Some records
--

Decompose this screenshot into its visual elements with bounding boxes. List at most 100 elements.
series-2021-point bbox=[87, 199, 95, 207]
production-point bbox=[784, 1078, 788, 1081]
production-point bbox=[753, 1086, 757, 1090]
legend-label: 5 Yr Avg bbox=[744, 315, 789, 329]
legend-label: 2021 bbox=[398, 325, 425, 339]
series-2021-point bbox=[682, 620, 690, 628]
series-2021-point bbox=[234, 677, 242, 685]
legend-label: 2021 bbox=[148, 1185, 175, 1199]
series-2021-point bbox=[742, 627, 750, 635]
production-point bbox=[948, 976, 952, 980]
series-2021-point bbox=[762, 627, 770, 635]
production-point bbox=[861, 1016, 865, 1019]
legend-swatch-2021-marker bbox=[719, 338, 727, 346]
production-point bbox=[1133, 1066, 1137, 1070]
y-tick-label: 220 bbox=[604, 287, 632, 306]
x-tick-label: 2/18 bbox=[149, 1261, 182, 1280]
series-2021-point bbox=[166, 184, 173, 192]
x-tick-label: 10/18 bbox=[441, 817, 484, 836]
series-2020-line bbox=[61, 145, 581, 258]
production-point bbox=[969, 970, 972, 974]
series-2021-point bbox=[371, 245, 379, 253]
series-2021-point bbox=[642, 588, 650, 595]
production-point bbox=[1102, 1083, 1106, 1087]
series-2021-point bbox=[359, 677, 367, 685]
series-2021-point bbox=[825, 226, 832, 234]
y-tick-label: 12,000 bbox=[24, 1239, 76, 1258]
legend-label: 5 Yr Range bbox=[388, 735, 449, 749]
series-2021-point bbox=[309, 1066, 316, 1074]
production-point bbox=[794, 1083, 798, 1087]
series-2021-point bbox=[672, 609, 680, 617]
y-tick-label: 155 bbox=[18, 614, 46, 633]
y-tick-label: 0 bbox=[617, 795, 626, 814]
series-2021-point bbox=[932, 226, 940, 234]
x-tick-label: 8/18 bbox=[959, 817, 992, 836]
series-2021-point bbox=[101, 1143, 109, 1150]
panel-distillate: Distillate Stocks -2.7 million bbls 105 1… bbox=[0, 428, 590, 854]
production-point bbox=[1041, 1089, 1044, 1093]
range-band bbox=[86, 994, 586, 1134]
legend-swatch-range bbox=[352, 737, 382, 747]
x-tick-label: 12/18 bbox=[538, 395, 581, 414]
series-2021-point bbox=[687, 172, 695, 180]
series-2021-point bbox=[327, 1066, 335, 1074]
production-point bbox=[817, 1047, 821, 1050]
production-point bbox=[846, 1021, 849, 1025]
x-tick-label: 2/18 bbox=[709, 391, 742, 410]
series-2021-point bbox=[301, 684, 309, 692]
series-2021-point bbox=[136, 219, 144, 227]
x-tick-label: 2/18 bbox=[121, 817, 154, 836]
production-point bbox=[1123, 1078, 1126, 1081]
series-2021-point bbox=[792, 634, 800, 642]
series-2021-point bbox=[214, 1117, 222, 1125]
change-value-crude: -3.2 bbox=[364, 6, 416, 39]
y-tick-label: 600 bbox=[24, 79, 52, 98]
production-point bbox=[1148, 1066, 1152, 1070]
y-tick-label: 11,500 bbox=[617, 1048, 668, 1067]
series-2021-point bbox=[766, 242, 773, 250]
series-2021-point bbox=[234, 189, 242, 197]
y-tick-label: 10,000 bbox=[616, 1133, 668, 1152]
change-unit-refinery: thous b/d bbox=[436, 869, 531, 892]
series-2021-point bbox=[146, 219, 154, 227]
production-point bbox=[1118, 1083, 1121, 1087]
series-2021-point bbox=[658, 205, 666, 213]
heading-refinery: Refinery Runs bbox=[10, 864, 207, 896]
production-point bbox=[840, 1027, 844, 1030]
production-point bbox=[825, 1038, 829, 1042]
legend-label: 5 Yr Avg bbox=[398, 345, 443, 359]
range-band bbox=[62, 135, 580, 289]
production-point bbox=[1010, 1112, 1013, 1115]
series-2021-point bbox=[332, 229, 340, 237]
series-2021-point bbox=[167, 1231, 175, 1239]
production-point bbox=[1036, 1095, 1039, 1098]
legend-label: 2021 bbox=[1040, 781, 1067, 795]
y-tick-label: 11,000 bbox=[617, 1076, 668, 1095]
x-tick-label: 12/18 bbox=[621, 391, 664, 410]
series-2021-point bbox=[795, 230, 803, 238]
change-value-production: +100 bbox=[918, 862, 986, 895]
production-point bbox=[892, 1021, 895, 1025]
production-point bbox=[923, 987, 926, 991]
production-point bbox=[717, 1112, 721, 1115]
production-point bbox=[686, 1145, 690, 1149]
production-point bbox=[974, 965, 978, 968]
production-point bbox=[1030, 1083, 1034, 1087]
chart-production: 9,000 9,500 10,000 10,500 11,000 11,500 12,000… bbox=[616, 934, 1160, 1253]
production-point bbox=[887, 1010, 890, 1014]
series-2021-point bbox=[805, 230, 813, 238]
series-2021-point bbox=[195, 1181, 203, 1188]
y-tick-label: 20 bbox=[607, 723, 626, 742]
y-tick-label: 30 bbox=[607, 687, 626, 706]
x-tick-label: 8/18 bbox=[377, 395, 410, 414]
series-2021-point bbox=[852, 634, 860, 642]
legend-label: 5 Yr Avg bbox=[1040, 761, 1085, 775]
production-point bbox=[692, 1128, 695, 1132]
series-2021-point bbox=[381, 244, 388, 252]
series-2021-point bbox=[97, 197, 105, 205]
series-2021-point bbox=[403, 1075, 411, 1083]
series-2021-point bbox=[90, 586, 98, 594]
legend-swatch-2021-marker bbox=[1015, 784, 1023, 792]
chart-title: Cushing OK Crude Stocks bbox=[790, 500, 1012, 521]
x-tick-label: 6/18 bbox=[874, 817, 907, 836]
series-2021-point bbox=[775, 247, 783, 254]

--

*What you will do*
Reproduce every line of the entries above word for word, with no changes.

*Problem solution*
Decompose this screenshot into its visual elements with bounding boxes. List at most 100 elements.
series-2021-point bbox=[87, 199, 95, 207]
production-point bbox=[784, 1078, 788, 1081]
production-point bbox=[753, 1086, 757, 1090]
legend-label: 5 Yr Avg bbox=[744, 315, 789, 329]
legend-label: 2021 bbox=[398, 325, 425, 339]
series-2021-point bbox=[682, 620, 690, 628]
series-2021-point bbox=[234, 677, 242, 685]
legend-label: 2021 bbox=[148, 1185, 175, 1199]
series-2021-point bbox=[742, 627, 750, 635]
production-point bbox=[948, 976, 952, 980]
series-2021-point bbox=[762, 627, 770, 635]
production-point bbox=[861, 1016, 865, 1019]
legend-swatch-2021-marker bbox=[719, 338, 727, 346]
production-point bbox=[1133, 1066, 1137, 1070]
y-tick-label: 220 bbox=[604, 287, 632, 306]
x-tick-label: 2/18 bbox=[149, 1261, 182, 1280]
series-2021-point bbox=[166, 184, 173, 192]
x-tick-label: 10/18 bbox=[441, 817, 484, 836]
series-2020-line bbox=[61, 145, 581, 258]
production-point bbox=[969, 970, 972, 974]
series-2021-point bbox=[371, 245, 379, 253]
series-2021-point bbox=[642, 588, 650, 595]
production-point bbox=[1102, 1083, 1106, 1087]
series-2021-point bbox=[359, 677, 367, 685]
series-2021-point bbox=[825, 226, 832, 234]
y-tick-label: 12,000 bbox=[24, 1239, 76, 1258]
legend-label: 5 Yr Range bbox=[388, 735, 449, 749]
series-2021-point bbox=[309, 1066, 316, 1074]
production-point bbox=[794, 1083, 798, 1087]
series-2021-point bbox=[672, 609, 680, 617]
y-tick-label: 155 bbox=[18, 614, 46, 633]
y-tick-label: 0 bbox=[617, 795, 626, 814]
series-2021-point bbox=[932, 226, 940, 234]
x-tick-label: 8/18 bbox=[959, 817, 992, 836]
series-2021-point bbox=[101, 1143, 109, 1150]
panel-distillate: Distillate Stocks -2.7 million bbls 105 1… bbox=[0, 428, 590, 854]
production-point bbox=[1041, 1089, 1044, 1093]
range-band bbox=[86, 994, 586, 1134]
legend-swatch-range bbox=[352, 737, 382, 747]
x-tick-label: 12/18 bbox=[538, 395, 581, 414]
series-2021-point bbox=[687, 172, 695, 180]
series-2021-point bbox=[327, 1066, 335, 1074]
production-point bbox=[817, 1047, 821, 1050]
production-point bbox=[846, 1021, 849, 1025]
x-tick-label: 2/18 bbox=[709, 391, 742, 410]
series-2021-point bbox=[301, 684, 309, 692]
series-2021-point bbox=[136, 219, 144, 227]
x-tick-label: 2/18 bbox=[121, 817, 154, 836]
production-point bbox=[1123, 1078, 1126, 1081]
series-2021-point bbox=[792, 634, 800, 642]
series-2021-point bbox=[214, 1117, 222, 1125]
change-value-crude: -3.2 bbox=[364, 6, 416, 39]
y-tick-label: 600 bbox=[24, 79, 52, 98]
production-point bbox=[1148, 1066, 1152, 1070]
y-tick-label: 11,500 bbox=[617, 1048, 668, 1067]
series-2021-point bbox=[766, 242, 773, 250]
series-2021-point bbox=[234, 189, 242, 197]
y-tick-label: 10,000 bbox=[616, 1133, 668, 1152]
change-unit-refinery: thous b/d bbox=[436, 869, 531, 892]
series-2021-point bbox=[146, 219, 154, 227]
production-point bbox=[1118, 1083, 1121, 1087]
series-2021-point bbox=[658, 205, 666, 213]
heading-refinery: Refinery Runs bbox=[10, 864, 207, 896]
production-point bbox=[840, 1027, 844, 1030]
production-point bbox=[825, 1038, 829, 1042]
legend-label: 5 Yr Avg bbox=[398, 345, 443, 359]
range-band bbox=[62, 135, 580, 289]
production-point bbox=[1010, 1112, 1013, 1115]
series-2021-point bbox=[332, 229, 340, 237]
series-2021-point bbox=[167, 1231, 175, 1239]
production-point bbox=[1036, 1095, 1039, 1098]
legend-label: 2021 bbox=[1040, 781, 1067, 795]
y-tick-label: 11,000 bbox=[617, 1076, 668, 1095]
x-tick-label: 12/18 bbox=[621, 391, 664, 410]
series-2021-point bbox=[795, 230, 803, 238]
change-value-production: +100 bbox=[918, 862, 986, 895]
production-point bbox=[892, 1021, 895, 1025]
production-point bbox=[923, 987, 926, 991]
production-point bbox=[717, 1112, 721, 1115]
production-point bbox=[686, 1145, 690, 1149]
production-point bbox=[974, 965, 978, 968]
production-point bbox=[1030, 1083, 1034, 1087]
chart-production: 9,000 9,500 10,000 10,500 11,000 11,500 12,000… bbox=[616, 934, 1160, 1253]
production-point bbox=[887, 1010, 890, 1014]
series-2021-point bbox=[805, 230, 813, 238]
series-2021-point bbox=[195, 1181, 203, 1188]
y-tick-label: 20 bbox=[607, 723, 626, 742]
y-tick-label: 30 bbox=[607, 687, 626, 706]
x-tick-label: 8/18 bbox=[377, 395, 410, 414]
series-2021-point bbox=[852, 634, 860, 642]
legend-label: 5 Yr Avg bbox=[1040, 761, 1085, 775]
production-point bbox=[692, 1128, 695, 1132]
series-2021-point bbox=[381, 244, 388, 252]
series-2021-point bbox=[97, 197, 105, 205]
series-2021-point bbox=[403, 1075, 411, 1083]
series-2021-point bbox=[90, 586, 98, 594]
legend-swatch-2021-marker bbox=[1015, 784, 1023, 792]
chart-title: Cushing OK Crude Stocks bbox=[790, 500, 1012, 521]
x-tick-label: 6/18 bbox=[874, 817, 907, 836]
series-2021-point bbox=[775, 247, 783, 254]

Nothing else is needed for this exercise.